The input:
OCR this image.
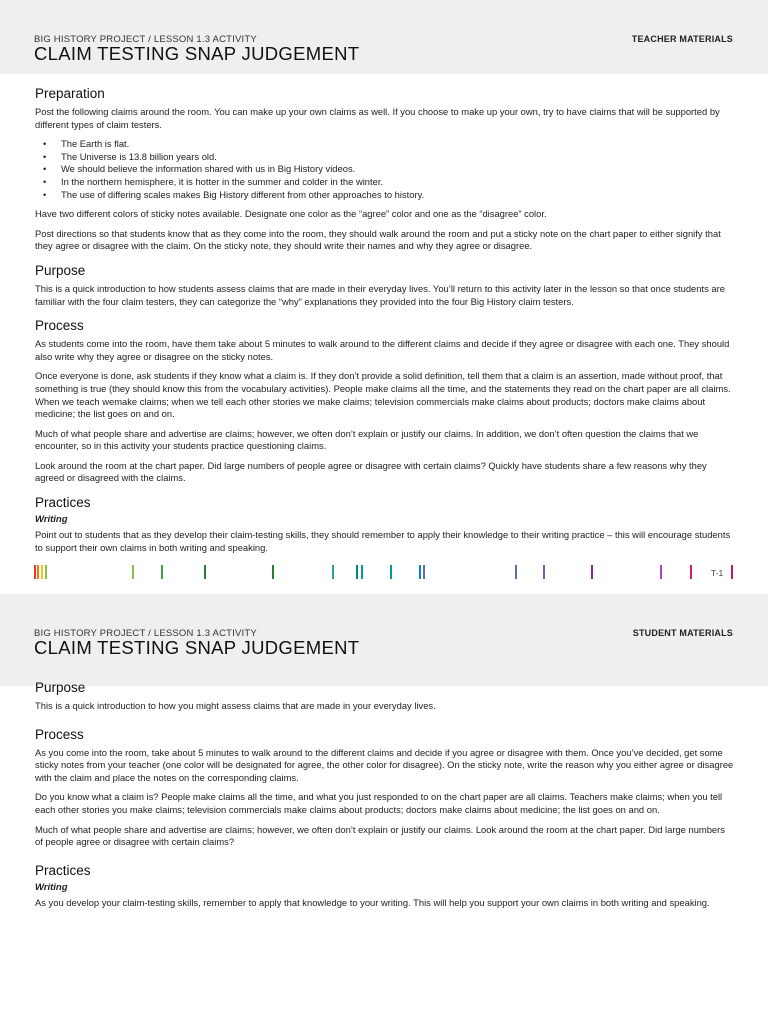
BIG HISTORY PROJECT / LESSON 1.3 ACTIVITY
CLAIM TESTING SNAP JUDGEMENT
TEACHER MATERIALS
Preparation

Post the following claims around the room. You can make up your own claims as well. If you choose to make up your own, try to have claims that will be supported by different types of claim testers.

• The Earth is flat.
• The Universe is 13.8 billion years old.
• We should believe the information shared with us in Big History videos.
• In the northern hemisphere, it is hotter in the summer and colder in the winter.
• The use of differing scales makes Big History different from other approaches to history.

Have two different colors of sticky notes available. Designate one color as the “agree” color and one as the “disagree” color.

Post directions so that students know that as they come into the room, they should walk around the room and put a sticky note on the chart paper to either signify that they agree or disagree with the claim. On the sticky note, they should write their names and why they agree or disagree.

Purpose

This is a quick introduction to how students assess claims that are made in their everyday lives. You’ll return to this activity later in the lesson so that once students are familiar with the four claim testers, they can categorize the “why” explanations they provided into the four Big History claim testers.

Process

As students come into the room, have them take about 5 minutes to walk around to the different claims and decide if they agree or disagree with each one. They should also write why they agree or disagree on the sticky notes.

Once everyone is done, ask students if they know what a claim is. If they don’t provide a solid definition, tell them that a claim is an assertion, made without proof, that something is true (they should know this from the vocabulary activities). People make claims all the time, and the statements they read on the chart paper are all claims. When we teach wemake claims; when we tell each other stories we make claims; television commercials make claims about products; doctors make claims about medicine; the list goes on and on.

Much of what people share and advertise are claims; however, we often don’t explain or justify our claims. In addition, we don’t often question the claims that we encounter, so in this activity your students practice questioning claims.

Look around the room at the chart paper. Did large numbers of people agree or disagree with certain claims? Quickly have students share a few reasons why they agreed or disagreed with the claims.

Practices
Writing

Point out to students that as they develop their claim-testing skills, they should remember to apply their knowledge to their writing practice – this will encourage students to support their own claims in both writing and speaking.

T-1
BIG HISTORY PROJECT / LESSON 1.3 ACTIVITY
CLAIM TESTING SNAP JUDGEMENT
STUDENT MATERIALS
Purpose

This is a quick introduction to how you might assess claims that are made in your everyday lives.

Process

As you come into the room, take about 5 minutes to walk around to the different claims and decide if you agree or disagree with them. Once you’ve decided, get some sticky notes from your teacher (one color will be designated for agree, the other color for disagree). On the sticky note, write the reason why you either agree or disagree with the claim and place the notes on the corresponding claims.

Do you know what a claim is? People make claims all the time, and what you just responded to on the chart paper are all claims. Teachers make claims; when you tell each other stories you make claims; television commercials make claims about products; doctors make claims about medicine; the list goes on and on.

Much of what people share and advertise are claims; however, we often don’t explain or justify our claims. Look around the room at the chart paper. Did large numbers of people agree or disagree with certain claims?

Practices
Writing

As you develop your claim-testing skills, remember to apply that knowledge to your writing. This will help you support your own claims in both writing and speaking.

Task details: Reproduce each record above by retyping it exactly; omit all images.

Task answer:
OCR this image.
BIG HISTORY PROJECT / LESSON 1.3 ACTIVITY
CLAIM TESTING SNAP JUDGEMENT
TEACHER MATERIALS
Preparation

Post the following claims around the room. You can make up your own claims as well. If you choose to make up your own, try to have claims that will be supported by different types of claim testers.

• The Earth is flat.
• The Universe is 13.8 billion years old.
• We should believe the information shared with us in Big History videos.
• In the northern hemisphere, it is hotter in the summer and colder in the winter.
• The use of differing scales makes Big History different from other approaches to history.

Have two different colors of sticky notes available. Designate one color as the “agree” color and one as the “disagree” color.

Post directions so that students know that as they come into the room, they should walk around the room and put a sticky note on the chart paper to either signify that they agree or disagree with the claim. On the sticky note, they should write their names and why they agree or disagree.

Purpose

This is a quick introduction to how students assess claims that are made in their everyday lives. You’ll return to this activity later in the lesson so that once students are familiar with the four claim testers, they can categorize the “why” explanations they provided into the four Big History claim testers.

Process

As students come into the room, have them take about 5 minutes to walk around to the different claims and decide if they agree or disagree with each one. They should also write why they agree or disagree on the sticky notes.

Once everyone is done, ask students if they know what a claim is. If they don’t provide a solid definition, tell them that a claim is an assertion, made without proof, that something is true (they should know this from the vocabulary activities). People make claims all the time, and the statements they read on the chart paper are all claims. When we teach wemake claims; when we tell each other stories we make claims; television commercials make claims about products; doctors make claims about medicine; the list goes on and on.

Much of what people share and advertise are claims; however, we often don’t explain or justify our claims. In addition, we don’t often question the claims that we encounter, so in this activity your students practice questioning claims.

Look around the room at the chart paper. Did large numbers of people agree or disagree with certain claims? Quickly have students share a few reasons why they agreed or disagreed with the claims.

Practices
Writing

Point out to students that as they develop their claim-testing skills, they should remember to apply their knowledge to their writing practice – this will encourage students to support their own claims in both writing and speaking.

T-1
BIG HISTORY PROJECT / LESSON 1.3 ACTIVITY
CLAIM TESTING SNAP JUDGEMENT
STUDENT MATERIALS
Purpose

This is a quick introduction to how you might assess claims that are made in your everyday lives.

Process

As you come into the room, take about 5 minutes to walk around to the different claims and decide if you agree or disagree with them. Once you’ve decided, get some sticky notes from your teacher (one color will be designated for agree, the other color for disagree). On the sticky note, write the reason why you either agree or disagree with the claim and place the notes on the corresponding claims.

Do you know what a claim is? People make claims all the time, and what you just responded to on the chart paper are all claims. Teachers make claims; when you tell each other stories you make claims; television commercials make claims about products; doctors make claims about medicine; the list goes on and on.

Much of what people share and advertise are claims; however, we often don’t explain or justify our claims. Look around the room at the chart paper. Did large numbers of people agree or disagree with certain claims?

Practices
Writing

As you develop your claim-testing skills, remember to apply that knowledge to your writing. This will help you support your own claims in both writing and speaking.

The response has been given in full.